> DIRECTIVE:
List all lines of the data that include the string "optional".
********
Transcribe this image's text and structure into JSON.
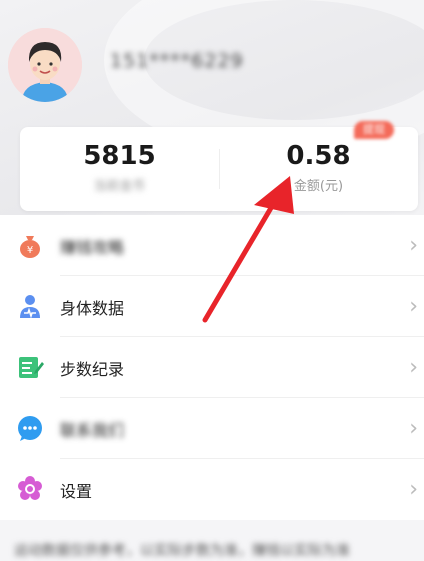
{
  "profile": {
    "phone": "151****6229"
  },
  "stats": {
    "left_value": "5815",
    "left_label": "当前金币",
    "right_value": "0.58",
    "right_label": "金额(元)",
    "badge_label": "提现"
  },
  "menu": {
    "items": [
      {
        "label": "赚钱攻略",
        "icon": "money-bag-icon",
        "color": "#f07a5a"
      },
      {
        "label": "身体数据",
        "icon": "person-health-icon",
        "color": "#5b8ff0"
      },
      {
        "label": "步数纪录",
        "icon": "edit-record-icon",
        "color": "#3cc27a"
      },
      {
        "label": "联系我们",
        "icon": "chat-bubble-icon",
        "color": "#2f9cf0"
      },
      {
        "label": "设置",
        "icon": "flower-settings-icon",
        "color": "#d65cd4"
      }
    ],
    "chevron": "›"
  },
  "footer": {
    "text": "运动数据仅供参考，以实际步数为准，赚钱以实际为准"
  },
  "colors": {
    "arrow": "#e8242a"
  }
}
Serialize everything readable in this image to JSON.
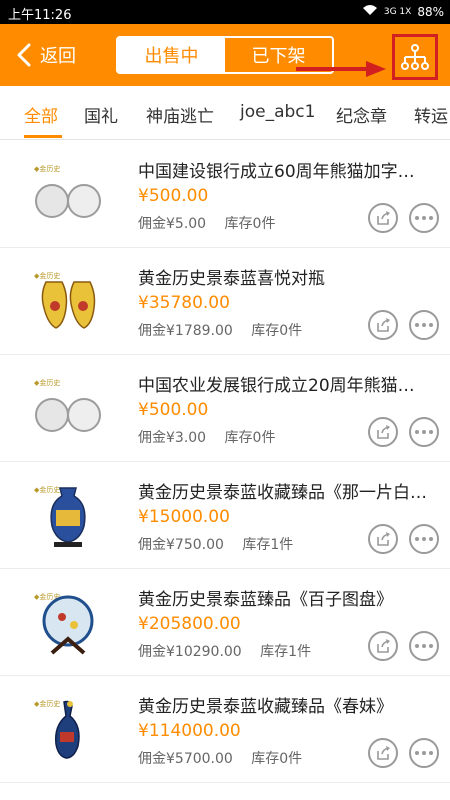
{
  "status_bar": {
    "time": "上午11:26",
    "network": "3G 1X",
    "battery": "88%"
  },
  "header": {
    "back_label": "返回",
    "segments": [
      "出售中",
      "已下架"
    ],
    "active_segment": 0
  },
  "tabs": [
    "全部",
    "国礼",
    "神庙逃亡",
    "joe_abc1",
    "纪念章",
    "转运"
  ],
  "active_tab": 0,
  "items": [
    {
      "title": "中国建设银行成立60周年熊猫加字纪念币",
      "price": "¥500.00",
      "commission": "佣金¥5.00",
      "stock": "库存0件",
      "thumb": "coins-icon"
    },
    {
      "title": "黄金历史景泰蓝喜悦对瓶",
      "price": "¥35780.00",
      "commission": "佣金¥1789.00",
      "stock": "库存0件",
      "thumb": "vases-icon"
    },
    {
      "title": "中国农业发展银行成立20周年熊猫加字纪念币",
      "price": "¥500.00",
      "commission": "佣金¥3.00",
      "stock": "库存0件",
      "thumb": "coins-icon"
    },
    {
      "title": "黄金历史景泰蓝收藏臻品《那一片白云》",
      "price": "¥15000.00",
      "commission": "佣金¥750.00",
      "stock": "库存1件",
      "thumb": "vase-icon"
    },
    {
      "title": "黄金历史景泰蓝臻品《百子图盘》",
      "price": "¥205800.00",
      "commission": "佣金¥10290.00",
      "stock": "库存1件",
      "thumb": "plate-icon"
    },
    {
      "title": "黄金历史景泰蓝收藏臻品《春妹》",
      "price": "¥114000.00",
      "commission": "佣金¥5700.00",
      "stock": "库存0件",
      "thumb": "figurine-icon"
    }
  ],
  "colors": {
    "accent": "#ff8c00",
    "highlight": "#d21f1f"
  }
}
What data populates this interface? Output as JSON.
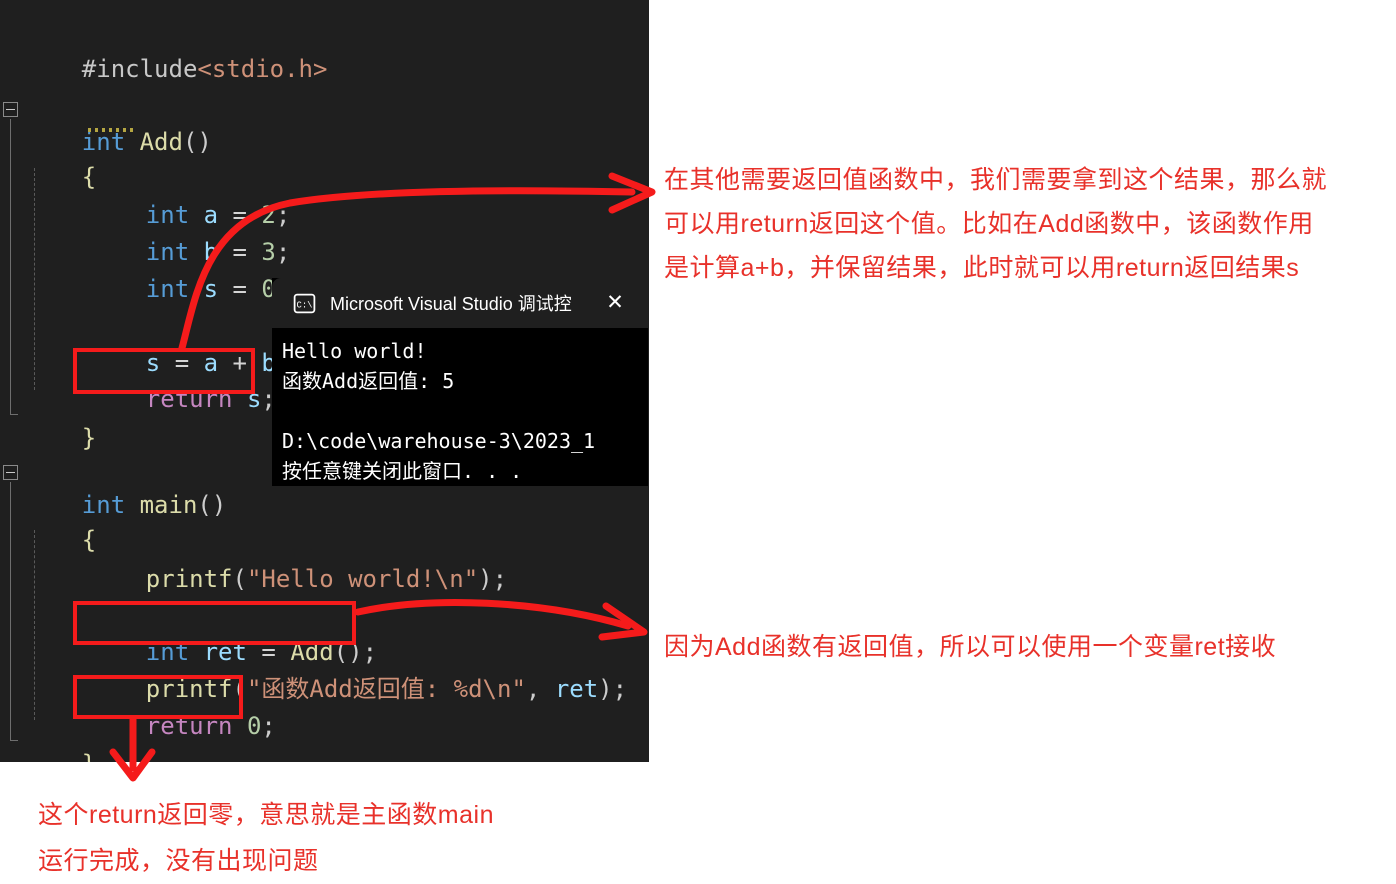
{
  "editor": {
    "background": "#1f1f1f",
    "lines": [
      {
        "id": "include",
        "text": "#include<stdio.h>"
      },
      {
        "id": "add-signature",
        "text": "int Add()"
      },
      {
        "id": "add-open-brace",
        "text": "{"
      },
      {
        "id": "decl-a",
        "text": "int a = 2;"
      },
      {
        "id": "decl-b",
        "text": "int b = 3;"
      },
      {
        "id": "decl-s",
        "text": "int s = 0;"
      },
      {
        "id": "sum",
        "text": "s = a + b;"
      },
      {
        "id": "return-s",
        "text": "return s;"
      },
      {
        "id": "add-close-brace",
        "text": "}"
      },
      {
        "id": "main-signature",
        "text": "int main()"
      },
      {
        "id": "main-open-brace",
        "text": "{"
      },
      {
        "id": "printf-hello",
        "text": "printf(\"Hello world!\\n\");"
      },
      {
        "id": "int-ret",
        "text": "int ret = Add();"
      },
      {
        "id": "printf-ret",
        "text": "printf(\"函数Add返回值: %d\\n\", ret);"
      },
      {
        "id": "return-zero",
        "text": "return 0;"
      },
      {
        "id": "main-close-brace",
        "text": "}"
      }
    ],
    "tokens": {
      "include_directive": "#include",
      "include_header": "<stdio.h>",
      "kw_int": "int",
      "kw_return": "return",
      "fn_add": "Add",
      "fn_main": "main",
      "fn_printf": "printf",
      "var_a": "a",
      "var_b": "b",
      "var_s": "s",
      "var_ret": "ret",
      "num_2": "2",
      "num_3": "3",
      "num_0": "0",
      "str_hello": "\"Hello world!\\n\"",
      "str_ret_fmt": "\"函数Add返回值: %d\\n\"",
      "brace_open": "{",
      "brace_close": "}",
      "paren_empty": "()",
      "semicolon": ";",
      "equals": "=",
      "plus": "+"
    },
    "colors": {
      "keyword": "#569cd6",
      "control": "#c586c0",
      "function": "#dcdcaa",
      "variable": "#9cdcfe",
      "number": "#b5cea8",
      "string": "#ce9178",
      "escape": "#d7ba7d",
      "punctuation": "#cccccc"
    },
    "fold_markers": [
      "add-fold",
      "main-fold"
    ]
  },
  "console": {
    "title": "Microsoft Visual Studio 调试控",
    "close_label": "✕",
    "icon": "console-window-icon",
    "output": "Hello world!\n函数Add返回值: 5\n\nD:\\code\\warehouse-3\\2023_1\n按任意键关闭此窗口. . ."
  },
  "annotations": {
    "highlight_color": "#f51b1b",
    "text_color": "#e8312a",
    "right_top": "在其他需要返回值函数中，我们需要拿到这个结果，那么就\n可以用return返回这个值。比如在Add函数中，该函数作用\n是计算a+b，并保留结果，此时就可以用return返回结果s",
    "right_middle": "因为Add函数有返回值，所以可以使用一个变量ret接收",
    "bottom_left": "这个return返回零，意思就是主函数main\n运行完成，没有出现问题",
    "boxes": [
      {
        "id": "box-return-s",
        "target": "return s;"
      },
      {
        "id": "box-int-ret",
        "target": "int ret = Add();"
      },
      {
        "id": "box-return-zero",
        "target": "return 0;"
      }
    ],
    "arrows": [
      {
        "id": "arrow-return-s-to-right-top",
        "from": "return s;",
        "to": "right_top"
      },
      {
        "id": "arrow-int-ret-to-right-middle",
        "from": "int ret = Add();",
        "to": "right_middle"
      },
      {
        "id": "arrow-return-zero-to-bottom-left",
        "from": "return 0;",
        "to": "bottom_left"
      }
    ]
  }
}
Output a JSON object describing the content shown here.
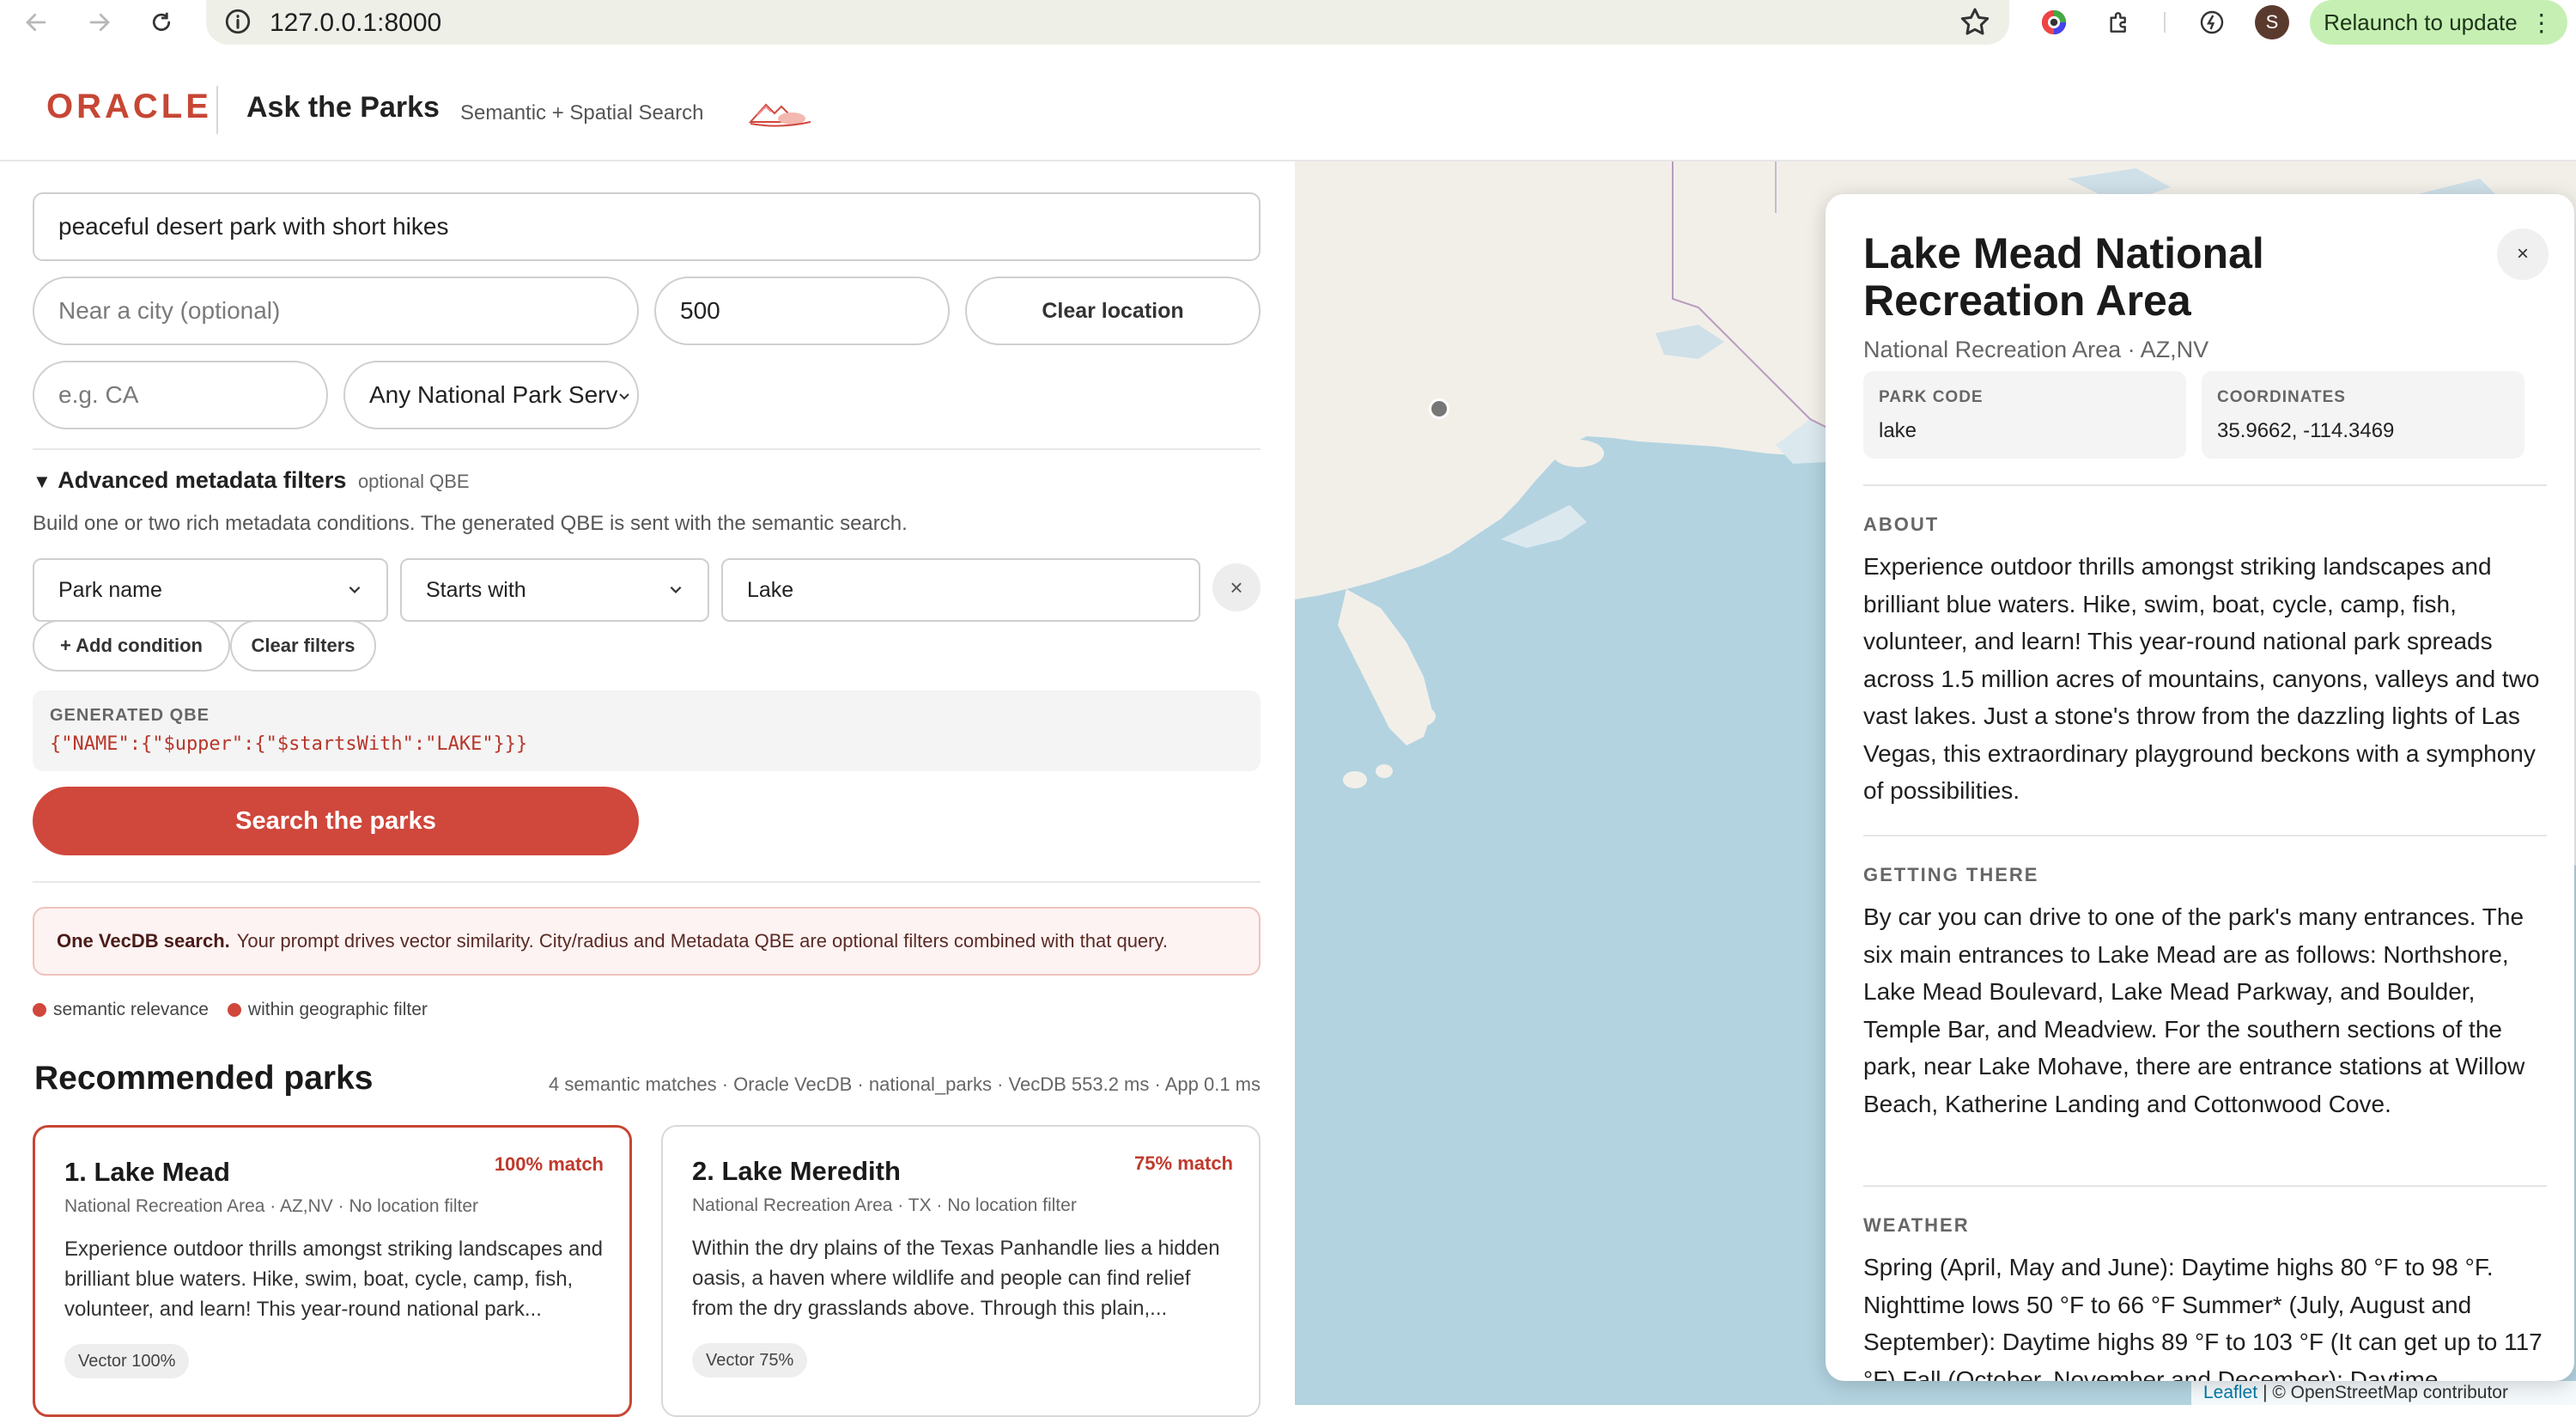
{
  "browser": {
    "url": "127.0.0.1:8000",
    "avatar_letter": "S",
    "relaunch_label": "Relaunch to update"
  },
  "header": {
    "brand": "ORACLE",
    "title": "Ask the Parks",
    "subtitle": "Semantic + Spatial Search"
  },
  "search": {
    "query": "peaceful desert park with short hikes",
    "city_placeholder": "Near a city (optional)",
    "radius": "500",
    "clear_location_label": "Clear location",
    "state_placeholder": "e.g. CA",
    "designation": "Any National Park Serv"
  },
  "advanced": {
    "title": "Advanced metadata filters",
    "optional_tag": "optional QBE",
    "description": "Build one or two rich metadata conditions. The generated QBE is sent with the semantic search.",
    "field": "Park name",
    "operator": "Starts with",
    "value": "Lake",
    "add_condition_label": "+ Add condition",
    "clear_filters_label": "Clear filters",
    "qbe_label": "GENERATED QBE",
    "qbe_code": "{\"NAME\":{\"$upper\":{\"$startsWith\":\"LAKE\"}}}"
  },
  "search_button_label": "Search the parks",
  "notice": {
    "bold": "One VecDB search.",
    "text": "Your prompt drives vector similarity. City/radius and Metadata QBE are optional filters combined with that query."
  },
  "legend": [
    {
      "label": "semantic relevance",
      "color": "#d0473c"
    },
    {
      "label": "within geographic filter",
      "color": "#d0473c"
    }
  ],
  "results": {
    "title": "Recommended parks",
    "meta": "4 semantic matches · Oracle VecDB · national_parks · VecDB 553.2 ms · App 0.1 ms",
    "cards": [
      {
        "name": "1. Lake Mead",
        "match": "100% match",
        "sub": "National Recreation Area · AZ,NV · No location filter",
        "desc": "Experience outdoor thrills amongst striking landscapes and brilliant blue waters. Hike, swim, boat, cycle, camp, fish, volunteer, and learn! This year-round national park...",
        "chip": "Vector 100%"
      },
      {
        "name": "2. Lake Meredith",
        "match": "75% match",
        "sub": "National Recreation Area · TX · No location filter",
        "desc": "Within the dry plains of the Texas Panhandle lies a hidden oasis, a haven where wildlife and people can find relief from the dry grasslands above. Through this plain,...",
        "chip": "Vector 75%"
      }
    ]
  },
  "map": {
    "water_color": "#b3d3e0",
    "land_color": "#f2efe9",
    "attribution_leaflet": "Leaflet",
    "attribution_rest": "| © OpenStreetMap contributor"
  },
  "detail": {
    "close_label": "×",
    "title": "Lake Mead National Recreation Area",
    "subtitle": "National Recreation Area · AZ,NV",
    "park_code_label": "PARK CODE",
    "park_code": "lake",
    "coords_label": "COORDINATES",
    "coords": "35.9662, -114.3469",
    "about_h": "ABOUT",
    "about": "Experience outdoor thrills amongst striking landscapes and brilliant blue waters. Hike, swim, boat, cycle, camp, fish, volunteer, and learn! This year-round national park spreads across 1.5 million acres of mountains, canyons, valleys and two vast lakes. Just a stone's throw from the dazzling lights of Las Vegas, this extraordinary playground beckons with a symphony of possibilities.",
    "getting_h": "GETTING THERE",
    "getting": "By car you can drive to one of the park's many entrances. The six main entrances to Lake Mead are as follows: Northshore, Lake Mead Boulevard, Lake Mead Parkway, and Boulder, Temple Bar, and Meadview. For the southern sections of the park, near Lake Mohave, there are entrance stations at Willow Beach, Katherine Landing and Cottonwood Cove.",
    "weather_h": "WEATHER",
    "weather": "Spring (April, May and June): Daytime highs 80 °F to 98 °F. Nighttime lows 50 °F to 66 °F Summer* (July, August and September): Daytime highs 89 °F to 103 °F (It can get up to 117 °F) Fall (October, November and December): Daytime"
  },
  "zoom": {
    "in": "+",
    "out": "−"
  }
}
********
> WRITTEN RESPONSE:
    "city_placeholder": "Near a city (optional)",
    "optional_tag": "optional QBE",
    "text": "Your prompt drives vector similarity. City/radius and Metadata QBE are optional filters combined with that query."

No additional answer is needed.